● **EXCERPTED PASSAGE**:
* * *
NHL players most certainly do not want to be NHL non-players when their collective bargaining agreement expires on Sept. 15, but that they will stand strong in the Joe Hill-Norma Rae union sense this time around if they don't get a new deal that is to their satisfaction.

The once-formidable union that fractured into a cesspool of dissent and backstabbing in 2004-05 under former NHLPA boss Bob Goodenow, caving in to almost every demand made by the owners and losing a season's wages in the process, won't have any of that nonsense this time around -- at least if Fehr was to be believed on Friday.

Asked if he was already feeling any pressure from the players -- especially veterans who lost a year's worth of paychecks during that cancelled season -- to essentially cut a deal that might be less than their current proposal to the owners, Fehr was succinct:

"No," he said.

An awkward pause was followed by a "Hey, does that not surprise you at all?" Then Fehr began to elaborate on why the players will be more unified this time.
* * *
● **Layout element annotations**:
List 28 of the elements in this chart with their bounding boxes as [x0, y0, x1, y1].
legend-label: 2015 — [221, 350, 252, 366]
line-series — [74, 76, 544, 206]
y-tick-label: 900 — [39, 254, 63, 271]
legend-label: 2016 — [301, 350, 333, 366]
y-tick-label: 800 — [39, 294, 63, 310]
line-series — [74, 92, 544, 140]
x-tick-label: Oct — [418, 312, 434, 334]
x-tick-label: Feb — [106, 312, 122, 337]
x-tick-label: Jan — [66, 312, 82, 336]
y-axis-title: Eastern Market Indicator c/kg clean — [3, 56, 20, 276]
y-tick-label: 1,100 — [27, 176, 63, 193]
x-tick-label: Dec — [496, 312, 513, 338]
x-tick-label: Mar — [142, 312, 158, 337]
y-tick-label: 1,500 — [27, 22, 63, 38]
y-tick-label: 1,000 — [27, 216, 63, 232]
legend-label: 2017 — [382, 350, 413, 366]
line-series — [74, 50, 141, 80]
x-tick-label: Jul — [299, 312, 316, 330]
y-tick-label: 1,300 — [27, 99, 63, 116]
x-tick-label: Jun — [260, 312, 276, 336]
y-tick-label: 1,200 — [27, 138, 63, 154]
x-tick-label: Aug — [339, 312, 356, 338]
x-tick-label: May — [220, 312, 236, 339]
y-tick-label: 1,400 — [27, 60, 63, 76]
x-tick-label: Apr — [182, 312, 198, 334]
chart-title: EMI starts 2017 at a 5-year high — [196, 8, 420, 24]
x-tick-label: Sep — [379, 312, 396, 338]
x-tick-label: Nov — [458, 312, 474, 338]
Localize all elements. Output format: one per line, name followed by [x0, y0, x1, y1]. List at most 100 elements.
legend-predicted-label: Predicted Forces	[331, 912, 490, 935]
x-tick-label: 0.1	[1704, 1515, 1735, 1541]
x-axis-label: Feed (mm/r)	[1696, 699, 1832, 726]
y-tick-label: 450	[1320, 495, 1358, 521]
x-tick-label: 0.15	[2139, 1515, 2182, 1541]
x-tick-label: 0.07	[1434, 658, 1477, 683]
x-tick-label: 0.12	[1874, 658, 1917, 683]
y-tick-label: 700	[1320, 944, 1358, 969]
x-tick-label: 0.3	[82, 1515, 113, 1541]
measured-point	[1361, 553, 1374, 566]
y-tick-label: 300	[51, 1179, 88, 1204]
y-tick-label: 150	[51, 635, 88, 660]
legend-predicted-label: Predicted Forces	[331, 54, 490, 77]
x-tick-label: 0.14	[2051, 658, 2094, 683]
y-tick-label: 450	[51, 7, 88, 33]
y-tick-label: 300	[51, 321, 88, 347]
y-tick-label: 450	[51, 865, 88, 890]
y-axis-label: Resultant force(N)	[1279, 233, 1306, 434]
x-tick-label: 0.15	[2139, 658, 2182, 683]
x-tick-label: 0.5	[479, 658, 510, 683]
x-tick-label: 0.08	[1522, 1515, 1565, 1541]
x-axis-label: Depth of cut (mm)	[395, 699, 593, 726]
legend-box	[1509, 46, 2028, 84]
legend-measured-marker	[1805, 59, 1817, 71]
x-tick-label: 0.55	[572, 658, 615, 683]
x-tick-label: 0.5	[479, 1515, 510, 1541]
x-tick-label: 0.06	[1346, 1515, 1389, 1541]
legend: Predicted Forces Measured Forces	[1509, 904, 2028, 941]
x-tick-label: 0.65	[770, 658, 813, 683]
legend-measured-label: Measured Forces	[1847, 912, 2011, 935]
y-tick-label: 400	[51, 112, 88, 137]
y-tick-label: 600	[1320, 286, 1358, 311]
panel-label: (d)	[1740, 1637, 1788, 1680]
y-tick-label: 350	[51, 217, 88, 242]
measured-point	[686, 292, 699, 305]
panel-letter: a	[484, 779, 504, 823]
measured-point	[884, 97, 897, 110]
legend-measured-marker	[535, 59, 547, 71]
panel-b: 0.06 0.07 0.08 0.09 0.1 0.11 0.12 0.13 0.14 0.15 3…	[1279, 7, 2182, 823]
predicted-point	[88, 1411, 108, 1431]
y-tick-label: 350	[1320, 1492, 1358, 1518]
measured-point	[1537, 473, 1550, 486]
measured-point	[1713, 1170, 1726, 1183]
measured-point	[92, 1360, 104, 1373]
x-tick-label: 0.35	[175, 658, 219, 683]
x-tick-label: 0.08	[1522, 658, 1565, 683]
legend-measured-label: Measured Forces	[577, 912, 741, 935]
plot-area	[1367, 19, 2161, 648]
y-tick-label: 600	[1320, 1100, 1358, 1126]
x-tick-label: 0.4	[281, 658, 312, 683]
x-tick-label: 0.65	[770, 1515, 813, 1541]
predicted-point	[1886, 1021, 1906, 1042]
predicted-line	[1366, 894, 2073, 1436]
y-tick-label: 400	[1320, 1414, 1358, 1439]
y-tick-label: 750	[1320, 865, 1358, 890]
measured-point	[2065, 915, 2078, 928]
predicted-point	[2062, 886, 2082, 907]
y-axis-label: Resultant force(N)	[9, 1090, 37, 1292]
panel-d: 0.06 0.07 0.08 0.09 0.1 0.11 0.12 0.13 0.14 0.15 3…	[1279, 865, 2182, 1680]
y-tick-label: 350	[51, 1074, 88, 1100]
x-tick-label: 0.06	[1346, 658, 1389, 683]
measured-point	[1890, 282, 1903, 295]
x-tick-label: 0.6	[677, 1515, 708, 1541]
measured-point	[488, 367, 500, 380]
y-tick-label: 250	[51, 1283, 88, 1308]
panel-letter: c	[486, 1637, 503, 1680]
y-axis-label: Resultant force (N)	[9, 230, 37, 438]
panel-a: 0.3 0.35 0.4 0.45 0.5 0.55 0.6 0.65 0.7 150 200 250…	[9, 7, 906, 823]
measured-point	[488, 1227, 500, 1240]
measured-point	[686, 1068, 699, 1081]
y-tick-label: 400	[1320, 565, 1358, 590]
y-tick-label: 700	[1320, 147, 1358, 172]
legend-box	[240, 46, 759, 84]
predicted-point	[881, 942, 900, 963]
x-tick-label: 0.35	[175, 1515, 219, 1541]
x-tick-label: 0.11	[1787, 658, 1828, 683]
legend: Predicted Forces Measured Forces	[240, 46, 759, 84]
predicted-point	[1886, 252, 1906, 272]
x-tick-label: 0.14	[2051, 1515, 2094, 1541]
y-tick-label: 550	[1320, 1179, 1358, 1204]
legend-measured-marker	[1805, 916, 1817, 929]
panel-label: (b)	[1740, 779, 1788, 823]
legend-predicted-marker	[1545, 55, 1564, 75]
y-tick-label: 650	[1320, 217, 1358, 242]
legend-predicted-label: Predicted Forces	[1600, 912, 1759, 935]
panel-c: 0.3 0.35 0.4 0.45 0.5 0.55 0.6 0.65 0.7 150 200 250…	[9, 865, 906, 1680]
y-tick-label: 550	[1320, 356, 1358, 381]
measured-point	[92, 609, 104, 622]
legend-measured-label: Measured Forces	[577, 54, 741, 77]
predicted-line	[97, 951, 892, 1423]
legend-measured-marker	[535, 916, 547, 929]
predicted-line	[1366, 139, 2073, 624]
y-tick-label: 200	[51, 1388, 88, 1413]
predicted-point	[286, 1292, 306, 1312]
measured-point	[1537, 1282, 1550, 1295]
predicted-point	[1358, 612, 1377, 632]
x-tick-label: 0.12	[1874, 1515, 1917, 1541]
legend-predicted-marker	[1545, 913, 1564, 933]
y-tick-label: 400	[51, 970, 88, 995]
* * *
From the passage about the NHL players' union above, pull out the stretch from "NHL players most" through "to their satisfaction." word for word.

● **THE OUTPUT**:
NHL players most certainly do not want to be NHL non-players when their collective bargaining agreement expires on Sept. 15, but that they will stand strong in the Joe Hill-Norma Rae union sense this time around if they don't get a new deal that is to their satisfaction.